• [Given task] From the entries below, please gather each line containing the string "mare".
## start Input
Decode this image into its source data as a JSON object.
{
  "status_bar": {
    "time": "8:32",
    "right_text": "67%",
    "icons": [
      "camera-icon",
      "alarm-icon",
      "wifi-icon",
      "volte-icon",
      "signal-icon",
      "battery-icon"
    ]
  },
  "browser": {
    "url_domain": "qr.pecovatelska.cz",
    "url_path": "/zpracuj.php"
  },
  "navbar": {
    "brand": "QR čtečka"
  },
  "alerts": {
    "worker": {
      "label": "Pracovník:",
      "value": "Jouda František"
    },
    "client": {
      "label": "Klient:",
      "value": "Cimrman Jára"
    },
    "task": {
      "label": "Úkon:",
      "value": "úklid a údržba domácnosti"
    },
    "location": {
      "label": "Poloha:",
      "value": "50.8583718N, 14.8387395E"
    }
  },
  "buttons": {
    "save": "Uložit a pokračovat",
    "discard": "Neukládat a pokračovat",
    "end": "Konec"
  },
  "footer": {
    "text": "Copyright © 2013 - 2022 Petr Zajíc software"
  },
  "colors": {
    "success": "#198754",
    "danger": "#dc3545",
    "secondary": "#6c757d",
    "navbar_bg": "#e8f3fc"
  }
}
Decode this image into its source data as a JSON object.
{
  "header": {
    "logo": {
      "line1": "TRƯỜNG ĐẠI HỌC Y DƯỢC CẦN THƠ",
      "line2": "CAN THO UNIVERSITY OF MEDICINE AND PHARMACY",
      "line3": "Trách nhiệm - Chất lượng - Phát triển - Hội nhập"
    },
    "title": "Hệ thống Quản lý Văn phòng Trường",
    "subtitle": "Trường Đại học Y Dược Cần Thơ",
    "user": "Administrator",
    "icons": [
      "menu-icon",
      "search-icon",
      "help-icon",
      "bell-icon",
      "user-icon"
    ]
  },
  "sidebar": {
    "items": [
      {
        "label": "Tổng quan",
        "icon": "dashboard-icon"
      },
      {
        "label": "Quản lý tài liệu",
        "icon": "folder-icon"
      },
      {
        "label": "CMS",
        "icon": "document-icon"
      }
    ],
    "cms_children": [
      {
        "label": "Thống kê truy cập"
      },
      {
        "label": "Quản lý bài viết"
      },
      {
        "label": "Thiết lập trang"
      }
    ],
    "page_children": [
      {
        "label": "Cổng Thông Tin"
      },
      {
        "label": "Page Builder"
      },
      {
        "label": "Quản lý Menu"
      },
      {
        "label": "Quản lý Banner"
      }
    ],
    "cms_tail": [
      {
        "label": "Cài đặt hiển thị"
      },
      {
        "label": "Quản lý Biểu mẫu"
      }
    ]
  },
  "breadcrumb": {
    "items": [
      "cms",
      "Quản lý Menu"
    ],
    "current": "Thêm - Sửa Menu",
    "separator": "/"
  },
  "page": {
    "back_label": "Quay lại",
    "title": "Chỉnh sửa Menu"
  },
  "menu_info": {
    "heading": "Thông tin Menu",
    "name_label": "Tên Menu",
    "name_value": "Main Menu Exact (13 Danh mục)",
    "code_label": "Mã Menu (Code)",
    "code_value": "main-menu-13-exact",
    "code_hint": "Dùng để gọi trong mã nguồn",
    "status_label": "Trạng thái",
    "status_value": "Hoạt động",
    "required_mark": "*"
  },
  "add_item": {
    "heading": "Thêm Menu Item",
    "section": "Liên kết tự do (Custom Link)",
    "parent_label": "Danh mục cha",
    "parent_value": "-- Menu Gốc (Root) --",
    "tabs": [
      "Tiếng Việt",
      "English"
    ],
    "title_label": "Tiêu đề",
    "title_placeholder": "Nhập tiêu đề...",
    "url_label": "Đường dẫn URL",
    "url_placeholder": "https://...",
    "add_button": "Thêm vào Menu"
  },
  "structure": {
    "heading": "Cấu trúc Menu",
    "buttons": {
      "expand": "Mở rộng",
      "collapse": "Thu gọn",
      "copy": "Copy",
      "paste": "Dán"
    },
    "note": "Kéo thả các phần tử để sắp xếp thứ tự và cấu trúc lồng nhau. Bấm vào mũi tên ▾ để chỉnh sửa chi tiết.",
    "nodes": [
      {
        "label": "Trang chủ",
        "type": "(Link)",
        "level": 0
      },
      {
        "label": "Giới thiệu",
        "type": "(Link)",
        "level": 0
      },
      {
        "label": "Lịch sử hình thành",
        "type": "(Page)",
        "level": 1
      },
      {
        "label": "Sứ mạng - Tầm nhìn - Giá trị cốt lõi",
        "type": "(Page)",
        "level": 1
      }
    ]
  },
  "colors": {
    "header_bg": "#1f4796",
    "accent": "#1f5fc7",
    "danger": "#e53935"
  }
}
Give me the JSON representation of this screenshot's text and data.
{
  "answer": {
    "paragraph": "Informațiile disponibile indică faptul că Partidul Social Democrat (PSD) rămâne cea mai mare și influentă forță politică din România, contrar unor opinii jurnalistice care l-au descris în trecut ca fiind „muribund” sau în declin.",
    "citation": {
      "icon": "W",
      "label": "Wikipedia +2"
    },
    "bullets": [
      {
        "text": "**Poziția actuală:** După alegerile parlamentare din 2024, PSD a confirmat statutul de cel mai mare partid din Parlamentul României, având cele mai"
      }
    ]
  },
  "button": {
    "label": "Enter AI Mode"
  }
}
## end Input
• [Expected answer]
    "paragraph": "Informațiile disponibile indică faptul că Partidul Social Democrat (PSD) rămâne cea mai mare și influentă forță politică din România, contrar unor opinii jurnalistice care l-au descris în trecut ca fiind „muribund” sau în declin.",
        "text": "**Poziția actuală:** După alegerile parlamentare din 2024, PSD a confirmat statutul de cel mai mare partid din Parlamentul României, având cele mai"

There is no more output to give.